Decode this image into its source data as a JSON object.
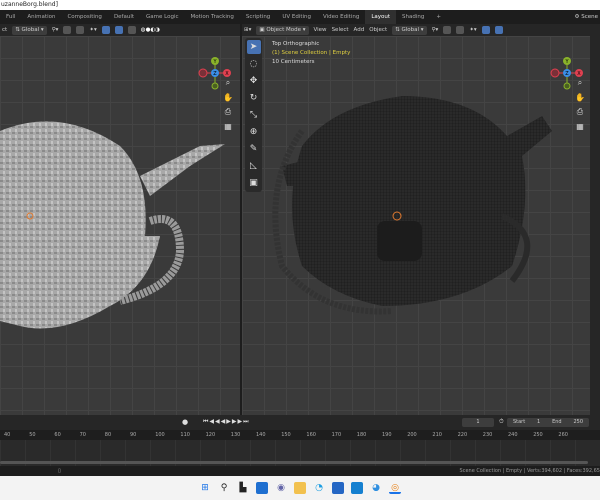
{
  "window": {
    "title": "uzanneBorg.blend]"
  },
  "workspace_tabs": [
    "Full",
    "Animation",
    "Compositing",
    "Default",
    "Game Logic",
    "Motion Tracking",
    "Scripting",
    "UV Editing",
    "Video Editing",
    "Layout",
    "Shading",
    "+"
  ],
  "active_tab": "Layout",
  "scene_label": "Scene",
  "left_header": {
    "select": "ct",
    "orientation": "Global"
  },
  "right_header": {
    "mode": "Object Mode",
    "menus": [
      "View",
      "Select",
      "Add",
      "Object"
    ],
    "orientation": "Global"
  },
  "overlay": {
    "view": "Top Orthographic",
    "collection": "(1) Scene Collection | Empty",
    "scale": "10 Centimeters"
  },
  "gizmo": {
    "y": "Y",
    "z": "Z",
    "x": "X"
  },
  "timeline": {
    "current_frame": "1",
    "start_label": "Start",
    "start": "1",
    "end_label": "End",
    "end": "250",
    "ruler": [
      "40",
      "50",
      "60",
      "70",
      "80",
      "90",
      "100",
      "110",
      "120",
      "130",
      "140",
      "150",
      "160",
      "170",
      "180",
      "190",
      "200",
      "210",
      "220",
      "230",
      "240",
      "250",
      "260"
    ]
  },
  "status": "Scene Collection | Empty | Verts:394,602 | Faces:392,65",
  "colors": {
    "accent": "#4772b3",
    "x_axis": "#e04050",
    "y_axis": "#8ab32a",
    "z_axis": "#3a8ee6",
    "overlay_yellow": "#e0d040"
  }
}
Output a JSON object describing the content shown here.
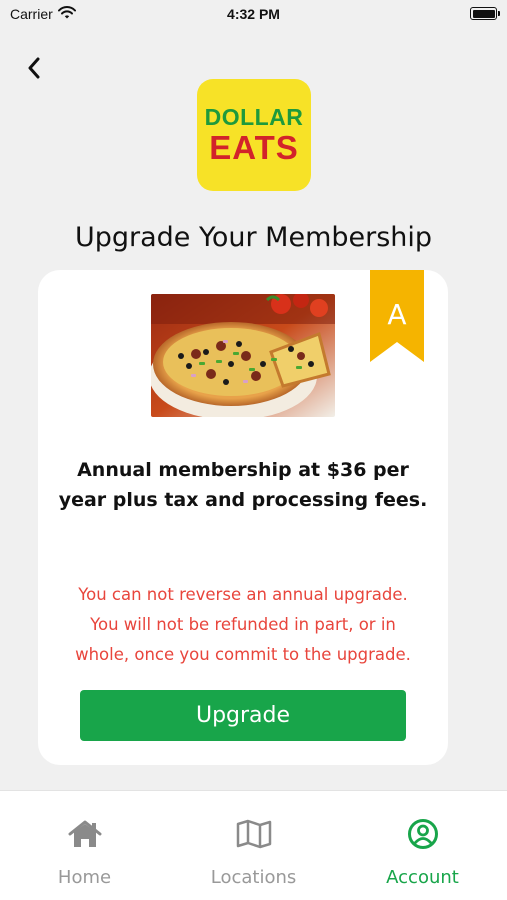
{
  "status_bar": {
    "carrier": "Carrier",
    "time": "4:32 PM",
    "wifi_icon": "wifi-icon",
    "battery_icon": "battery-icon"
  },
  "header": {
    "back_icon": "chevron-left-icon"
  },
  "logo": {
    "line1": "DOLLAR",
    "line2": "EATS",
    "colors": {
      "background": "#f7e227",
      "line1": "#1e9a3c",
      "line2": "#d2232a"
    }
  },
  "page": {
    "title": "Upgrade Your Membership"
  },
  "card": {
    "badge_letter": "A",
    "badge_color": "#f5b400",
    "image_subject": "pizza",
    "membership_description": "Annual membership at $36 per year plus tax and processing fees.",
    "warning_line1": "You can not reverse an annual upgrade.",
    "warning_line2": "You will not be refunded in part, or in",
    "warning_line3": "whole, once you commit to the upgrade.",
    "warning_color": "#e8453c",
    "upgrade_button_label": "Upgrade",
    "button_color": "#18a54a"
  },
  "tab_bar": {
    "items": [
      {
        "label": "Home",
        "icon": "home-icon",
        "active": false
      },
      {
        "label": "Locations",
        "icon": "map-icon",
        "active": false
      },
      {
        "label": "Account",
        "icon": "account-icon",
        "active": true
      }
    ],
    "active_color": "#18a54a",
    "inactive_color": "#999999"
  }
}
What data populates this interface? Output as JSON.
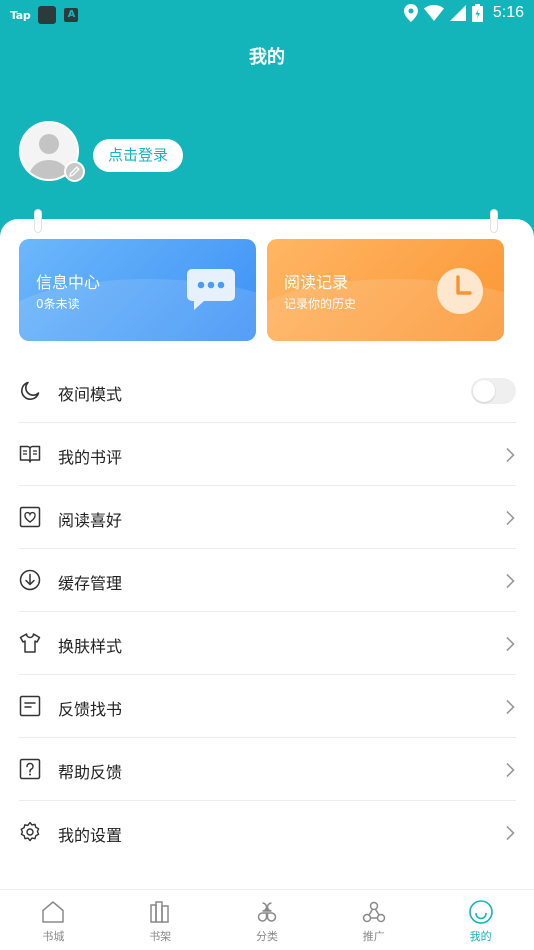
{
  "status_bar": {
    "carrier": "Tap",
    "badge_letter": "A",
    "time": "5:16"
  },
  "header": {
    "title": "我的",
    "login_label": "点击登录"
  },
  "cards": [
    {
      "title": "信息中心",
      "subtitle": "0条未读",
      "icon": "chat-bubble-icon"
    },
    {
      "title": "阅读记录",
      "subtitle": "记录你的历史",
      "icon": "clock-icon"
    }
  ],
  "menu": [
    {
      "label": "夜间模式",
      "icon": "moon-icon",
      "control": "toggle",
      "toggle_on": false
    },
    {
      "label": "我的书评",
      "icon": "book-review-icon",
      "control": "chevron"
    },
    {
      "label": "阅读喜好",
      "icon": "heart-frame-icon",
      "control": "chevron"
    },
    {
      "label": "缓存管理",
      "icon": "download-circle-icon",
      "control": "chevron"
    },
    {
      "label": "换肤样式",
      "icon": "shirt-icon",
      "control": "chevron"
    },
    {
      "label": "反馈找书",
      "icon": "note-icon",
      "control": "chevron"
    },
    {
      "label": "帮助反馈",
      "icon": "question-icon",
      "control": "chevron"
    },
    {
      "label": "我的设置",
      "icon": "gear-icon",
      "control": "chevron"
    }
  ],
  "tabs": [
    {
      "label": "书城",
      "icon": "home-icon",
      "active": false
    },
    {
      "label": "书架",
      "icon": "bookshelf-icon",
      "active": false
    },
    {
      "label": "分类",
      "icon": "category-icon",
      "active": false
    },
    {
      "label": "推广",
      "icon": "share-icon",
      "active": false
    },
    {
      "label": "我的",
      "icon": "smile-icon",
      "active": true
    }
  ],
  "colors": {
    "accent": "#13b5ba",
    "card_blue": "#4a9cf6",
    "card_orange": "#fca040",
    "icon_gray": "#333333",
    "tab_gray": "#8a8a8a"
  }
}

### PROMPT
Leave the pictures out and write out every entry exactly as given.

### SOLUTION
Decode this image into its source data as a JSON object.
{
  "window": {
    "title": "uzanneBorg.blend]"
  },
  "workspace_tabs": [
    "Full",
    "Animation",
    "Compositing",
    "Default",
    "Game Logic",
    "Motion Tracking",
    "Scripting",
    "UV Editing",
    "Video Editing",
    "Layout",
    "Shading",
    "+"
  ],
  "active_tab": "Layout",
  "scene_label": "Scene",
  "left_header": {
    "select": "ct",
    "orientation": "Global"
  },
  "right_header": {
    "mode": "Object Mode",
    "menus": [
      "View",
      "Select",
      "Add",
      "Object"
    ],
    "orientation": "Global"
  },
  "overlay": {
    "view": "Top Orthographic",
    "collection": "(1) Scene Collection | Empty",
    "scale": "10 Centimeters"
  },
  "gizmo": {
    "y": "Y",
    "z": "Z",
    "x": "X"
  },
  "timeline": {
    "current_frame": "1",
    "start_label": "Start",
    "start": "1",
    "end_label": "End",
    "end": "250",
    "ruler": [
      "40",
      "50",
      "60",
      "70",
      "80",
      "90",
      "100",
      "110",
      "120",
      "130",
      "140",
      "150",
      "160",
      "170",
      "180",
      "190",
      "200",
      "210",
      "220",
      "230",
      "240",
      "250",
      "260"
    ]
  },
  "status": "Scene Collection | Empty | Verts:394,602 | Faces:392,65",
  "colors": {
    "accent": "#4772b3",
    "x_axis": "#e04050",
    "y_axis": "#8ab32a",
    "z_axis": "#3a8ee6",
    "overlay_yellow": "#e0d040"
  }
}
Output a JSON object describing the content shown here.
{
  "status_bar": {
    "carrier": "Carrier",
    "time": "4:32 PM",
    "wifi_icon": "wifi-icon",
    "battery_icon": "battery-icon"
  },
  "header": {
    "back_icon": "chevron-left-icon"
  },
  "logo": {
    "line1": "DOLLAR",
    "line2": "EATS",
    "colors": {
      "background": "#f7e227",
      "line1": "#1e9a3c",
      "line2": "#d2232a"
    }
  },
  "page": {
    "title": "Upgrade Your Membership"
  },
  "card": {
    "badge_letter": "A",
    "badge_color": "#f5b400",
    "image_subject": "pizza",
    "membership_description": "Annual membership at $36 per year plus tax and processing fees.",
    "warning_line1": "You can not reverse an annual upgrade.",
    "warning_line2": "You will not be refunded in part, or in",
    "warning_line3": "whole, once you commit to the upgrade.",
    "warning_color": "#e8453c",
    "upgrade_button_label": "Upgrade",
    "button_color": "#18a54a"
  },
  "tab_bar": {
    "items": [
      {
        "label": "Home",
        "icon": "home-icon",
        "active": false
      },
      {
        "label": "Locations",
        "icon": "map-icon",
        "active": false
      },
      {
        "label": "Account",
        "icon": "account-icon",
        "active": true
      }
    ],
    "active_color": "#18a54a",
    "inactive_color": "#999999"
  }
}
What data populates this interface? Output as JSON.
{
  "status_bar": {
    "carrier": "Tap",
    "badge_letter": "A",
    "time": "5:16"
  },
  "header": {
    "title": "我的",
    "login_label": "点击登录"
  },
  "cards": [
    {
      "title": "信息中心",
      "subtitle": "0条未读",
      "icon": "chat-bubble-icon"
    },
    {
      "title": "阅读记录",
      "subtitle": "记录你的历史",
      "icon": "clock-icon"
    }
  ],
  "menu": [
    {
      "label": "夜间模式",
      "icon": "moon-icon",
      "control": "toggle",
      "toggle_on": false
    },
    {
      "label": "我的书评",
      "icon": "book-review-icon",
      "control": "chevron"
    },
    {
      "label": "阅读喜好",
      "icon": "heart-frame-icon",
      "control": "chevron"
    },
    {
      "label": "缓存管理",
      "icon": "download-circle-icon",
      "control": "chevron"
    },
    {
      "label": "换肤样式",
      "icon": "shirt-icon",
      "control": "chevron"
    },
    {
      "label": "反馈找书",
      "icon": "note-icon",
      "control": "chevron"
    },
    {
      "label": "帮助反馈",
      "icon": "question-icon",
      "control": "chevron"
    },
    {
      "label": "我的设置",
      "icon": "gear-icon",
      "control": "chevron"
    }
  ],
  "tabs": [
    {
      "label": "书城",
      "icon": "home-icon",
      "active": false
    },
    {
      "label": "书架",
      "icon": "bookshelf-icon",
      "active": false
    },
    {
      "label": "分类",
      "icon": "category-icon",
      "active": false
    },
    {
      "label": "推广",
      "icon": "share-icon",
      "active": false
    },
    {
      "label": "我的",
      "icon": "smile-icon",
      "active": true
    }
  ],
  "colors": {
    "accent": "#13b5ba",
    "card_blue": "#4a9cf6",
    "card_orange": "#fca040",
    "icon_gray": "#333333",
    "tab_gray": "#8a8a8a"
  }
}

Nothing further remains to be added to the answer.